Set problem —
Read the material below and tally how many lines hold the word "satu", giving the number and nothing else.

Recorded data:
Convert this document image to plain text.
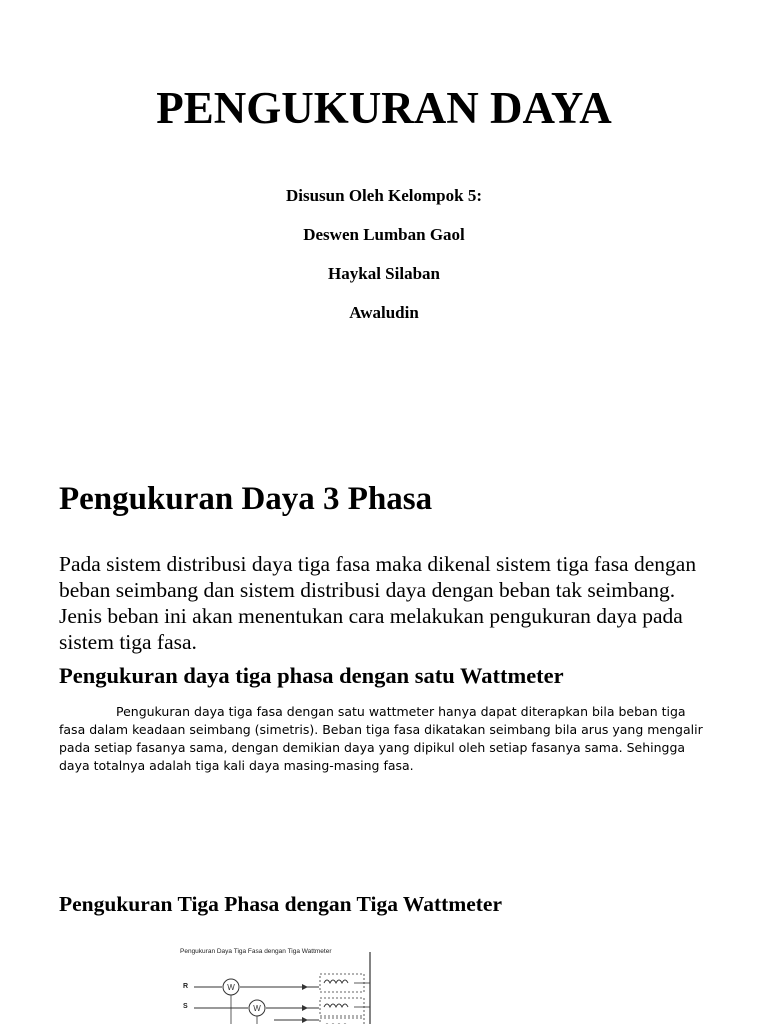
PENGUKURAN DAYA

Disusun Oleh Kelompok 5:

Deswen Lumban Gaol

Haykal Silaban

Awaludin

Pengukuran Daya 3 Phasa

Pada sistem distribusi daya tiga fasa maka dikenal sistem tiga fasa dengan beban seimbang dan sistem distribusi daya dengan beban tak seimbang. Jenis beban ini akan menentukan cara melakukan pengukuran daya pada sistem tiga fasa.

Pengukuran daya tiga phasa dengan satu Wattmeter

Pengukuran daya tiga fasa dengan satu wattmeter hanya dapat diterapkan bila beban tiga fasa dalam keadaan seimbang (simetris). Beban tiga fasa dikatakan seimbang bila arus yang mengalir pada setiap fasanya sama, dengan demikian daya yang dipikul oleh setiap fasanya sama. Sehingga daya totalnya adalah tiga kali daya masing-masing fasa.

Pengukuran Tiga Phasa dengan Tiga Wattmeter

Pengukuran Daya Tiga Fasa dengan Tiga Wattmeter

R
S
W
W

Solution to the exercise —
2